GIVEN INFORMATION ::
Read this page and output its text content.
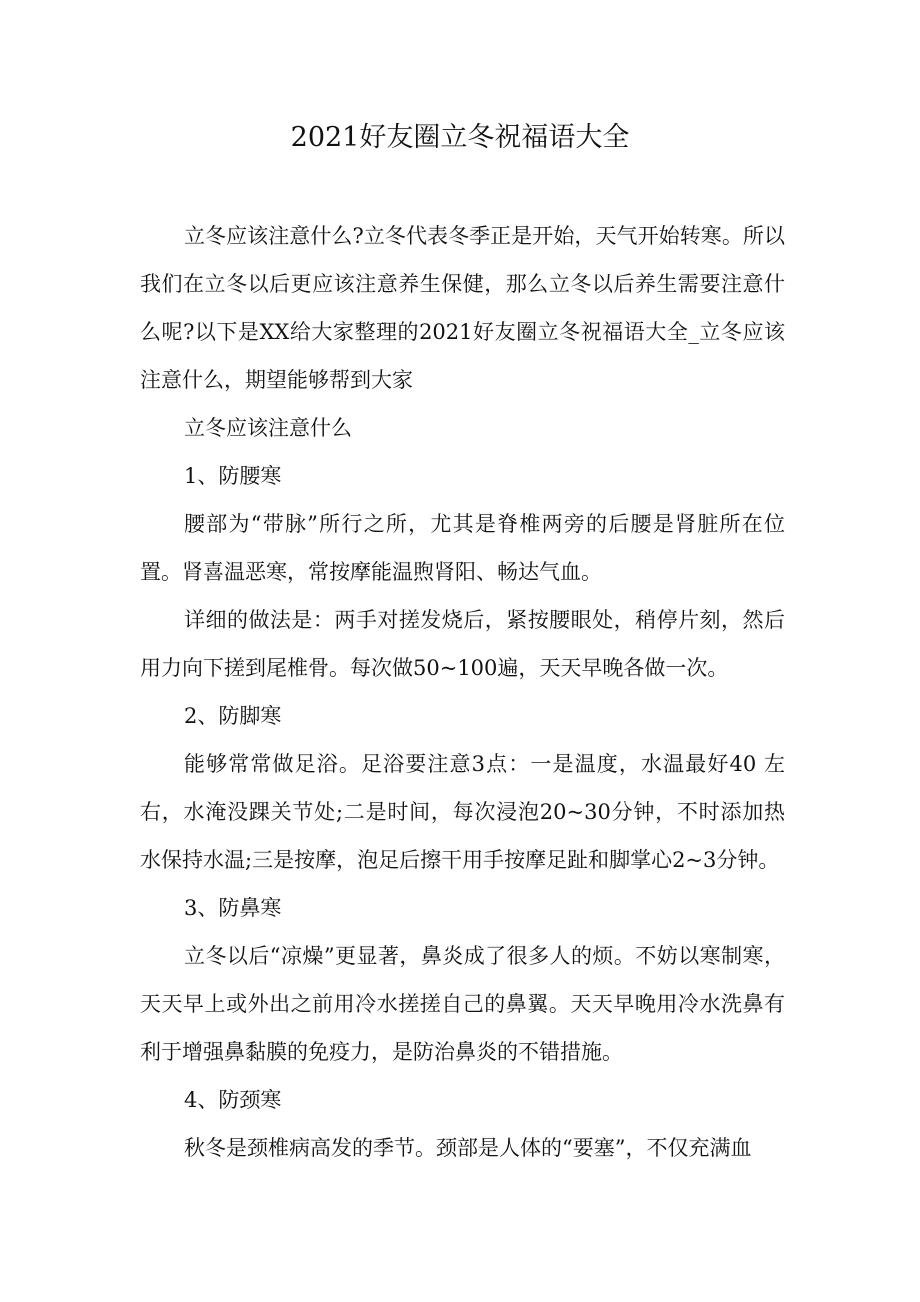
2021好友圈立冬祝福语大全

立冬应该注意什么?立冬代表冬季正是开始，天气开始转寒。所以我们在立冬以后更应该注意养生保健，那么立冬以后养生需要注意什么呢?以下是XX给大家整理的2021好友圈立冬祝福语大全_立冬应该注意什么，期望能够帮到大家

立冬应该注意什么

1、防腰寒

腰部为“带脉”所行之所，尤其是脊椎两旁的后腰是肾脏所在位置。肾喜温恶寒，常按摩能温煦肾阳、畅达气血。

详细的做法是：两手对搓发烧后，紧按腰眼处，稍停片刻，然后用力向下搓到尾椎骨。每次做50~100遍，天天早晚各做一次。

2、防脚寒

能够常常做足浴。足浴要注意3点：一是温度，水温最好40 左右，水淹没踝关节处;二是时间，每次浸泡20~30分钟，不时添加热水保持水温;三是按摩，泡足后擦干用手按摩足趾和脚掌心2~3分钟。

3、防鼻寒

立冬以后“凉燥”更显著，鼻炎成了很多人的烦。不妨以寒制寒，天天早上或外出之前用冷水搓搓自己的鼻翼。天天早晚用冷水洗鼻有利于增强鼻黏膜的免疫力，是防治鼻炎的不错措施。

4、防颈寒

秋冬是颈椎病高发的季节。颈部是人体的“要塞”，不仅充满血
* * *
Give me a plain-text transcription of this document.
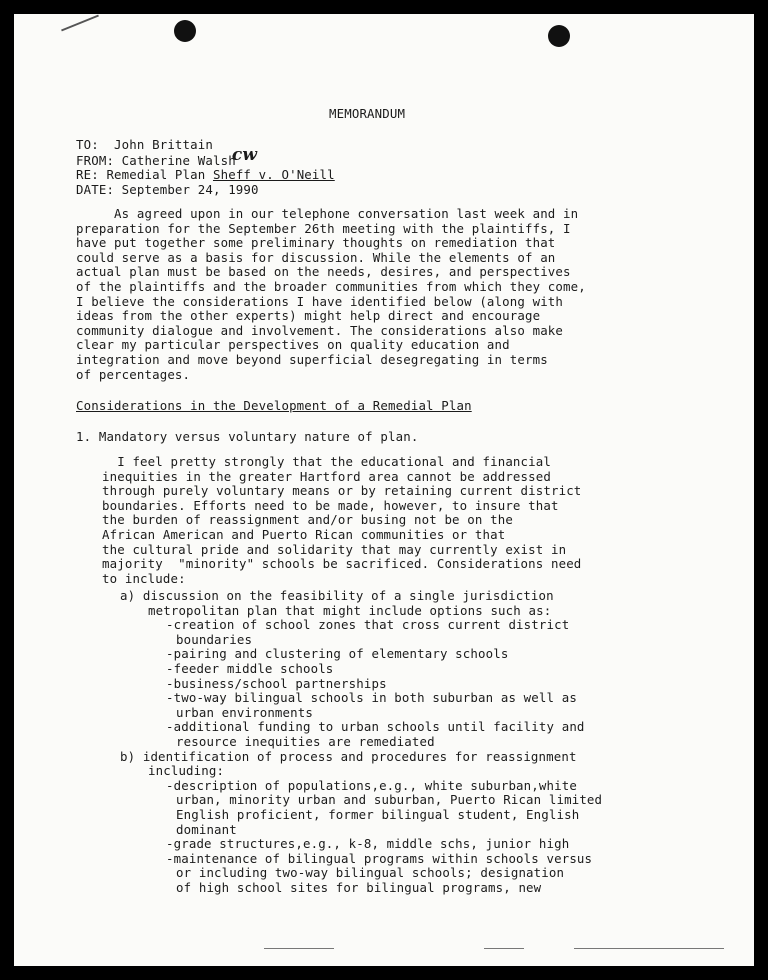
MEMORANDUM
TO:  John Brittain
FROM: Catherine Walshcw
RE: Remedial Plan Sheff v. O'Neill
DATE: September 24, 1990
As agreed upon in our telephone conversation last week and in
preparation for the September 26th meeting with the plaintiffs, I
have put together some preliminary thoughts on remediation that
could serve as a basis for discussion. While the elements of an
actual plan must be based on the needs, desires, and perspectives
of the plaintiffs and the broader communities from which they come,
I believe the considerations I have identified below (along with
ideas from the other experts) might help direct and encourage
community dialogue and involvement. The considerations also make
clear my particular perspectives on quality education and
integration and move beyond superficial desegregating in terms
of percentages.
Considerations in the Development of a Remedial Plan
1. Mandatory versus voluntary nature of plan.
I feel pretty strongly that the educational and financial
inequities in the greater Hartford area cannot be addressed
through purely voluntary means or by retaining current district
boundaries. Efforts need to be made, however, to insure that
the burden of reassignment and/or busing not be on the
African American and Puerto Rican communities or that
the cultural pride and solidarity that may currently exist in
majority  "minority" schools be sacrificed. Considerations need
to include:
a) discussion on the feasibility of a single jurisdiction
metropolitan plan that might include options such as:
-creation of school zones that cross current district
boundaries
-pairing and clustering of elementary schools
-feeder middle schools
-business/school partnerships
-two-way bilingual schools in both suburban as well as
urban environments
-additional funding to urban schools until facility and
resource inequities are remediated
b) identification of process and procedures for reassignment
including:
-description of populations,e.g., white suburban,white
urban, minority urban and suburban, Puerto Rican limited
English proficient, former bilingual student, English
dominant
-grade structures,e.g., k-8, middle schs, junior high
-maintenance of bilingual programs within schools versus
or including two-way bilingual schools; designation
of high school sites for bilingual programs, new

PROMPT :: Among the lines of the data, identify those with the word "communities". Copy each of them.

ANSWER TO THE PROBLEM ::
of the plaintiffs and the broader communities from which they come,
African American and Puerto Rican communities or that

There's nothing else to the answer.